What this task involves: Go through the listing and return every line with "name" in it.

>> START Excerpted records

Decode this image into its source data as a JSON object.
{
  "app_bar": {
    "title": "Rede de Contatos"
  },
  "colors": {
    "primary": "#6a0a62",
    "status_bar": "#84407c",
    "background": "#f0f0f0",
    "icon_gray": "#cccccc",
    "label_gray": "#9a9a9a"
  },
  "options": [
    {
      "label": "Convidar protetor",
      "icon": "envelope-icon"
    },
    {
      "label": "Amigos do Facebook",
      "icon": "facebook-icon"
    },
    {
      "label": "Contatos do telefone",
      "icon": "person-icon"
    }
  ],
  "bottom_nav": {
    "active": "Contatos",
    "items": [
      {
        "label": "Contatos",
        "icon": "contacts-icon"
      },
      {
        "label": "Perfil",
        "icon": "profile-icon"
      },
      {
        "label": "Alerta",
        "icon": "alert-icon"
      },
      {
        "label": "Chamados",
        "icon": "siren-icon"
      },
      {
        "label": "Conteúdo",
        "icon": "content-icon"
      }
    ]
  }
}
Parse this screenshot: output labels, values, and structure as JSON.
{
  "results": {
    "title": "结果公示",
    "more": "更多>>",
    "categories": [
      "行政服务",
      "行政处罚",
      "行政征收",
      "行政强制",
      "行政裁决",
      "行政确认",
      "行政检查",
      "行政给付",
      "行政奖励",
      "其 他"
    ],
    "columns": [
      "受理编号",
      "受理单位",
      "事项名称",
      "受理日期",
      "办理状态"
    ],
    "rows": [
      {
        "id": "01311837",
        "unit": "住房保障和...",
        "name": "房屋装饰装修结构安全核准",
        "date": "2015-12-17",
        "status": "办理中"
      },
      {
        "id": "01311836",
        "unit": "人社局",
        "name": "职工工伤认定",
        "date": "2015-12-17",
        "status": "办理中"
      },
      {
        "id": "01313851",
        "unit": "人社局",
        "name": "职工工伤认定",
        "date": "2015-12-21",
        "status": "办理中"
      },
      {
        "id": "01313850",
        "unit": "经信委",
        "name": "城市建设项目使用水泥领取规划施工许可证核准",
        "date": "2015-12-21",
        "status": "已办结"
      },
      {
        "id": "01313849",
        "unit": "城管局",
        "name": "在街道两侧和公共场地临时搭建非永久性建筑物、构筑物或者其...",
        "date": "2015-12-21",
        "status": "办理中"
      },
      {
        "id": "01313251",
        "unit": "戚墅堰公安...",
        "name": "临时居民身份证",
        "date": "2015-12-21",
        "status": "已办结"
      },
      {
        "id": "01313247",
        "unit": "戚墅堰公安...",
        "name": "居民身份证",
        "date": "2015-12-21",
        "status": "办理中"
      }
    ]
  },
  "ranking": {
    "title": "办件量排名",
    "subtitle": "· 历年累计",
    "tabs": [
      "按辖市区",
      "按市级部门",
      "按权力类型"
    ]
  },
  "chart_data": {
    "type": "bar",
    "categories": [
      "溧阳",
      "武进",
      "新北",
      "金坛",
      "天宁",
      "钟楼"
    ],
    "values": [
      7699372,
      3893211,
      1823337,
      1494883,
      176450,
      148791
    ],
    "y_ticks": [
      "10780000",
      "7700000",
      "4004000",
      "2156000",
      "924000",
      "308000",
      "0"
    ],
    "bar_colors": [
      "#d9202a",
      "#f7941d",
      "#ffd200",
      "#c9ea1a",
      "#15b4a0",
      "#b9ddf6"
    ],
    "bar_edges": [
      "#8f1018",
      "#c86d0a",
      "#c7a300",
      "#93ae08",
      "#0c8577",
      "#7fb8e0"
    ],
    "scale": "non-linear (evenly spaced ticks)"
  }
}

>> END Excerpted records

Answer to the exercise:
        "name": "房屋装饰装修结构安全核准",
        "name": "职工工伤认定",
        "name": "职工工伤认定",
        "name": "城市建设项目使用水泥领取规划施工许可证核准",
        "name": "在街道两侧和公共场地临时搭建非永久性建筑物、构筑物或者其...",
        "name": "临时居民身份证",
        "name": "居民身份证",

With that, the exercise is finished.